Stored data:
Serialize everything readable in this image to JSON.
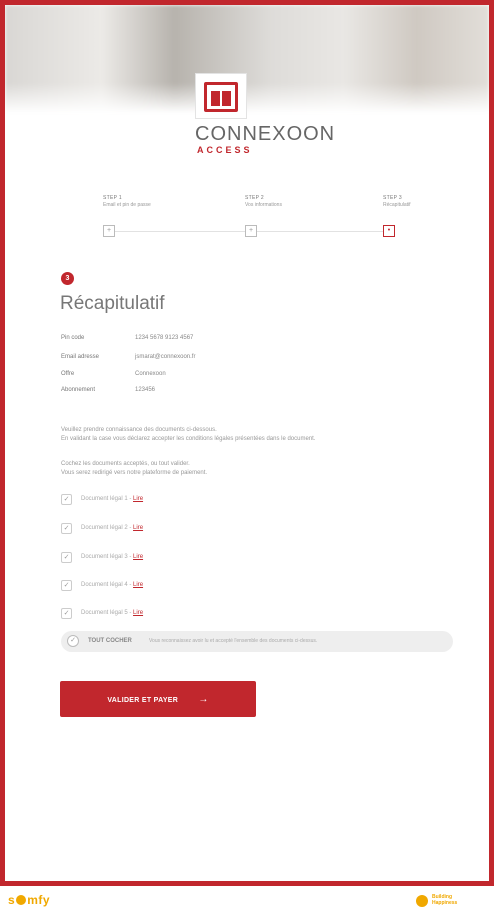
{
  "brand": {
    "name": "CONNEXOON",
    "sub": "ACCESS"
  },
  "steps": [
    {
      "title": "STEP 1",
      "subtitle": "Email et pin de passe",
      "marker": "+"
    },
    {
      "title": "STEP 2",
      "subtitle": "Vos informations",
      "marker": "+"
    },
    {
      "title": "STEP 3",
      "subtitle": "Récapitulatif",
      "marker": "•"
    }
  ],
  "page": {
    "badge": "3",
    "title": "Récapitulatif"
  },
  "details": [
    {
      "label": "Pin code",
      "value": "1234 5678 9123 4567"
    },
    {
      "label": "Email adresse",
      "value": "jsmarat@connexoon.fr"
    },
    {
      "label": "Offre",
      "value": "Connexoon"
    },
    {
      "label": "Abonnement",
      "value": "123456"
    }
  ],
  "paragraphs": [
    "Veuillez prendre connaissance des documents ci-dessous.",
    "En validant la case vous déclarez accepter les conditions légales présentées dans le document.",
    "Cochez les documents acceptés, ou tout valider.",
    "Vous serez redirigé vers notre plateforme de paiement."
  ],
  "documents": [
    {
      "label": "Document légal 1 -",
      "link": "Lire"
    },
    {
      "label": "Document légal 2 -",
      "link": "Lire"
    },
    {
      "label": "Document légal 3 -",
      "link": "Lire"
    },
    {
      "label": "Document légal 4 -",
      "link": "Lire"
    },
    {
      "label": "Document légal 5 -",
      "link": "Lire"
    }
  ],
  "accept_all": {
    "label": "TOUT COCHER",
    "note": "Vous reconnaissez avoir lu et accepté l'ensemble des documents ci-dessus."
  },
  "pay_button": {
    "label": "VALIDER ET PAYER",
    "arrow": "→"
  },
  "footer": {
    "somfy_s": "s",
    "somfy_rest": "mfy",
    "partner_line1": "Building",
    "partner_line2": "Happiness"
  },
  "colors": {
    "accent": "#c1272d",
    "somfy": "#f0a800"
  }
}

-- Problem to work on --
Write out the records above exactly as they stand, leaving out every picture.

-- Result of the task --
Serialize everything readable in this image to JSON.
{
  "brand": {
    "name": "CONNEXOON",
    "sub": "ACCESS"
  },
  "steps": [
    {
      "title": "STEP 1",
      "subtitle": "Email et pin de passe",
      "marker": "+"
    },
    {
      "title": "STEP 2",
      "subtitle": "Vos informations",
      "marker": "+"
    },
    {
      "title": "STEP 3",
      "subtitle": "Récapitulatif",
      "marker": "•"
    }
  ],
  "page": {
    "badge": "3",
    "title": "Récapitulatif"
  },
  "details": [
    {
      "label": "Pin code",
      "value": "1234 5678 9123 4567"
    },
    {
      "label": "Email adresse",
      "value": "jsmarat@connexoon.fr"
    },
    {
      "label": "Offre",
      "value": "Connexoon"
    },
    {
      "label": "Abonnement",
      "value": "123456"
    }
  ],
  "paragraphs": [
    "Veuillez prendre connaissance des documents ci-dessous.",
    "En validant la case vous déclarez accepter les conditions légales présentées dans le document.",
    "Cochez les documents acceptés, ou tout valider.",
    "Vous serez redirigé vers notre plateforme de paiement."
  ],
  "documents": [
    {
      "label": "Document légal 1 -",
      "link": "Lire"
    },
    {
      "label": "Document légal 2 -",
      "link": "Lire"
    },
    {
      "label": "Document légal 3 -",
      "link": "Lire"
    },
    {
      "label": "Document légal 4 -",
      "link": "Lire"
    },
    {
      "label": "Document légal 5 -",
      "link": "Lire"
    }
  ],
  "accept_all": {
    "label": "TOUT COCHER",
    "note": "Vous reconnaissez avoir lu et accepté l'ensemble des documents ci-dessus."
  },
  "pay_button": {
    "label": "VALIDER ET PAYER",
    "arrow": "→"
  },
  "footer": {
    "somfy_s": "s",
    "somfy_rest": "mfy",
    "partner_line1": "Building",
    "partner_line2": "Happiness"
  },
  "colors": {
    "accent": "#c1272d",
    "somfy": "#f0a800"
  }
}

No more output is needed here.